[Dataset entries on figures]
■ ■ ■ ■ ■

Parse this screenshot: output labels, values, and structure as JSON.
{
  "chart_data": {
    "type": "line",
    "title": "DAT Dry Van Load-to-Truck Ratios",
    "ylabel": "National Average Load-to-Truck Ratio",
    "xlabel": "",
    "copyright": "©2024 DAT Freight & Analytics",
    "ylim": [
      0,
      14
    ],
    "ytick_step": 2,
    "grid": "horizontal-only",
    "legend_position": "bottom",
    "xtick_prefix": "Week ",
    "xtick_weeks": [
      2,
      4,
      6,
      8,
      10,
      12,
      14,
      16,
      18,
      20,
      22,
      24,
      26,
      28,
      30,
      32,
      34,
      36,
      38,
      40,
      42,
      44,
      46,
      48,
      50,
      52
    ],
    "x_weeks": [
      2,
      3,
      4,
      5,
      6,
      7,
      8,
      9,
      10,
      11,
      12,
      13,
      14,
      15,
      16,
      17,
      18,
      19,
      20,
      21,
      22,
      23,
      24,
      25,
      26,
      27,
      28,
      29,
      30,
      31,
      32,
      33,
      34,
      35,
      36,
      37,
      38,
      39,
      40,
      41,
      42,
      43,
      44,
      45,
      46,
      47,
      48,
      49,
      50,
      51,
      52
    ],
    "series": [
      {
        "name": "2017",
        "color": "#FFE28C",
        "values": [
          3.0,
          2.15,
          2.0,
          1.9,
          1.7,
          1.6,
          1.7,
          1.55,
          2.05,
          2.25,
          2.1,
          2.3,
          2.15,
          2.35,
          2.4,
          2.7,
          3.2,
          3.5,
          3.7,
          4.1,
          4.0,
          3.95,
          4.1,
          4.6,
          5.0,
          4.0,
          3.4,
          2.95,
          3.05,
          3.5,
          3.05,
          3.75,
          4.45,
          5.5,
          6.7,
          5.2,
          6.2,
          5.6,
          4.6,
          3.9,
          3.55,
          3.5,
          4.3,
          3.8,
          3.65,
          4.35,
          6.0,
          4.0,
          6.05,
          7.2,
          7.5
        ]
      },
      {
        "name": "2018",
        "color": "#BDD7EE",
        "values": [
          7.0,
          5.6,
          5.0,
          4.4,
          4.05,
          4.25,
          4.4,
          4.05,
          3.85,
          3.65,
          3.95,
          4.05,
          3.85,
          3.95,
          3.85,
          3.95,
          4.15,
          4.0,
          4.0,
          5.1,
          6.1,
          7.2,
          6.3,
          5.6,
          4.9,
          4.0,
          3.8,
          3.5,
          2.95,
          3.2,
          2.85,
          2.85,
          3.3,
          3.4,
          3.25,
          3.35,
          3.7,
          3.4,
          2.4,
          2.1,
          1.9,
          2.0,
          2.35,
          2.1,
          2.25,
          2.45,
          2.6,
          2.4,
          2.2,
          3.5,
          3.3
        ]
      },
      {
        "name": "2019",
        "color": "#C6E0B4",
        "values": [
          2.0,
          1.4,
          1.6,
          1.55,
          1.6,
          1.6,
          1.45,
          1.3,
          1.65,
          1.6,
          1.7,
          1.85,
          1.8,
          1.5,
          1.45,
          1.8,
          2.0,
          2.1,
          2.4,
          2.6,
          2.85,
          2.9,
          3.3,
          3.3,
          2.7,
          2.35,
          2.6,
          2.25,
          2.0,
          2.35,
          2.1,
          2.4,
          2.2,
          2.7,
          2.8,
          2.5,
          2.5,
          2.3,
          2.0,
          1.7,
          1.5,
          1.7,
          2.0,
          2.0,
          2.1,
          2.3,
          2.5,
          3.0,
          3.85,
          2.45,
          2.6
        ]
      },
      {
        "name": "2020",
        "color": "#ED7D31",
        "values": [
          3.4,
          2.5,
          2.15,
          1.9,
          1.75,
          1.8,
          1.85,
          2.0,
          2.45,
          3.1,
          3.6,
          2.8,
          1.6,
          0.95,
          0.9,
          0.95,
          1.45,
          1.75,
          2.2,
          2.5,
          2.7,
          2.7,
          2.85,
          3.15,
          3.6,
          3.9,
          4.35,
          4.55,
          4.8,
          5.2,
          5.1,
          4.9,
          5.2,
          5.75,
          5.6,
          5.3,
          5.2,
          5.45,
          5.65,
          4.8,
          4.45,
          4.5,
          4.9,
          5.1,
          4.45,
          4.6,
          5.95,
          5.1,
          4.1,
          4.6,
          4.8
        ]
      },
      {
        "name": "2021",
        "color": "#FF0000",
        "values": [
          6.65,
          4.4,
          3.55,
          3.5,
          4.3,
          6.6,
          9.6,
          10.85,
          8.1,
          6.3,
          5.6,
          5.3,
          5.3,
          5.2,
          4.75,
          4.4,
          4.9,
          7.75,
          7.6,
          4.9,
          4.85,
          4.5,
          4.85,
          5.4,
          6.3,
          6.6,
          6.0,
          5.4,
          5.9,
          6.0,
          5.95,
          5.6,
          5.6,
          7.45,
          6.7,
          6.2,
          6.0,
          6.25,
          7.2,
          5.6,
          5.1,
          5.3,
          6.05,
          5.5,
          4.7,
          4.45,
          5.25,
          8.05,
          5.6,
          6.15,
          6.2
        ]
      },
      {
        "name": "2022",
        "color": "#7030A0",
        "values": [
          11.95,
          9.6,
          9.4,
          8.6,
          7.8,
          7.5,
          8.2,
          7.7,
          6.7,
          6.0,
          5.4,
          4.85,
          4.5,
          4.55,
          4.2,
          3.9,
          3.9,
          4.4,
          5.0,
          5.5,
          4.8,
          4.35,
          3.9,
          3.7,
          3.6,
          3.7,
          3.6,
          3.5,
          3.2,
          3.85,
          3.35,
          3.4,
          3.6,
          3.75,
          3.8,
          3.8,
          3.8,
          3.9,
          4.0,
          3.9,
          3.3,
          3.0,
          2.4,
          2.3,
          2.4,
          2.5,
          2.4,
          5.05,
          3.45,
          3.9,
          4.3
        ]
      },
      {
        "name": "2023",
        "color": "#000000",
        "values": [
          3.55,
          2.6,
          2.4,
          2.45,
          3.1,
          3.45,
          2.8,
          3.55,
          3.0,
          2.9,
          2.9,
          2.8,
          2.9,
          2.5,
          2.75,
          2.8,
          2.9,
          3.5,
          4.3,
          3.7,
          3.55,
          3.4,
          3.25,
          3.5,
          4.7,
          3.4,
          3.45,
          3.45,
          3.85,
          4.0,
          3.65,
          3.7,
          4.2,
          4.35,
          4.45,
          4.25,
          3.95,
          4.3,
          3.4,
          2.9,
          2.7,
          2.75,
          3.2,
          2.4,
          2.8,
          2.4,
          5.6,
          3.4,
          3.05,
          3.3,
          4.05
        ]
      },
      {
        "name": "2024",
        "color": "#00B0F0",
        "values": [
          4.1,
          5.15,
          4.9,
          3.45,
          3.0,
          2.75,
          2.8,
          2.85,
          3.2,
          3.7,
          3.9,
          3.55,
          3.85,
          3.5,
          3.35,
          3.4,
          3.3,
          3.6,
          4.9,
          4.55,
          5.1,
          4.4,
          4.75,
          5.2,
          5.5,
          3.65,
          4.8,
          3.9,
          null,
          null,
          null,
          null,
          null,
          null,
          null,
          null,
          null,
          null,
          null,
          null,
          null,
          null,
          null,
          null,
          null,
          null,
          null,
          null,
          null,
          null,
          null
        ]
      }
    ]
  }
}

■ ■ ■ ■ ■

*GIVEN PROBLEM*. From the listing above, collect each line in which the string "color" appears.

*TASK OUTPUT*.
        "color": "#FFE28C",
        "color": "#BDD7EE",
        "color": "#C6E0B4",
        "color": "#ED7D31",
        "color": "#FF0000",
        "color": "#7030A0",
        "color": "#000000",
        "color": "#00B0F0",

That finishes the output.